**Requirement:**
Give the number of lines in the listing below that include the word "pháp", with nothing more.

**Dataset excerpts:**
- - - - -

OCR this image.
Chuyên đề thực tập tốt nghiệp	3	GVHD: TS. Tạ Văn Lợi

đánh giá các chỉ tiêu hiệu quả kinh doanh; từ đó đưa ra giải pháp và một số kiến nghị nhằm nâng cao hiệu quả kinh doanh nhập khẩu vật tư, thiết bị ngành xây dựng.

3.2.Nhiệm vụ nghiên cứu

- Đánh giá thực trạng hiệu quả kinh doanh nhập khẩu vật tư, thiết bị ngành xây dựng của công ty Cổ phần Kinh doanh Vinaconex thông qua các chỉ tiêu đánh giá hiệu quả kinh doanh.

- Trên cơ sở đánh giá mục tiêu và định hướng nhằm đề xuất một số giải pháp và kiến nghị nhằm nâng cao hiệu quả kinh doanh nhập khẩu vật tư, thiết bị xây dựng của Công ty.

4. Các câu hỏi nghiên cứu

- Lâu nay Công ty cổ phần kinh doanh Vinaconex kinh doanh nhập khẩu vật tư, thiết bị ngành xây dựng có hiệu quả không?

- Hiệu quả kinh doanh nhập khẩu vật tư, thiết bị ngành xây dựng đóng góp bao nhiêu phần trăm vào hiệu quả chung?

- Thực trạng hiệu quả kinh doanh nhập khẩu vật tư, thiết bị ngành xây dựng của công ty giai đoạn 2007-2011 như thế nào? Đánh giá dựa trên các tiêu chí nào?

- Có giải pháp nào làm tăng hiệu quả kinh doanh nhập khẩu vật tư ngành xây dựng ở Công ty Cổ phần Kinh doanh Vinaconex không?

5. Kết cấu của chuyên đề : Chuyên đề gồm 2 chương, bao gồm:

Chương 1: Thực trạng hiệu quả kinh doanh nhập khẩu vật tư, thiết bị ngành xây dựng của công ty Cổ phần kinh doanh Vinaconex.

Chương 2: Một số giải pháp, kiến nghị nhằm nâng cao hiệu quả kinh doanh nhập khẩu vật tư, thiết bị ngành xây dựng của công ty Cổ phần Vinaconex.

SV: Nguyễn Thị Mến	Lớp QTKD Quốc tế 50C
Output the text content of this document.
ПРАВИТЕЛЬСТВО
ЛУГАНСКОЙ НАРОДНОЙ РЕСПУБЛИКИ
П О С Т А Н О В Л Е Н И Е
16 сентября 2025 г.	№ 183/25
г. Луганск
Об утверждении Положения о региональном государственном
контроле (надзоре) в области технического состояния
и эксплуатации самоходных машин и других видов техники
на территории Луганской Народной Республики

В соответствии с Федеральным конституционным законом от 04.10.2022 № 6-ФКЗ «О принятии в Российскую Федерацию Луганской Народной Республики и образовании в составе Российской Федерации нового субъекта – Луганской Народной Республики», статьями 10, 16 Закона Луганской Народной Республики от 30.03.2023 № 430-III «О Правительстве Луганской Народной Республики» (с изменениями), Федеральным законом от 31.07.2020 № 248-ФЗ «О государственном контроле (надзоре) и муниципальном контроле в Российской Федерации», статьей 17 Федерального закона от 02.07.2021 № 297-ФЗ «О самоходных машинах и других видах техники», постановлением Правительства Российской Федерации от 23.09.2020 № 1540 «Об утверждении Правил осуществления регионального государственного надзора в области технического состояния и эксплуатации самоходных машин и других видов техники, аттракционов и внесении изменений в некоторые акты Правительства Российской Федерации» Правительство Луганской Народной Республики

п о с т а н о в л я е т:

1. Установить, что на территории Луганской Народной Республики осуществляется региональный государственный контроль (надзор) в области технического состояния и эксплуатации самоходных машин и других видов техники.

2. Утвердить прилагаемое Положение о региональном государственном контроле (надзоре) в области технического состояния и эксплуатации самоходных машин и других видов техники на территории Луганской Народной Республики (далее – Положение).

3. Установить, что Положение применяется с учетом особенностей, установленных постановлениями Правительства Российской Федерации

- - - - -

**Response:**
4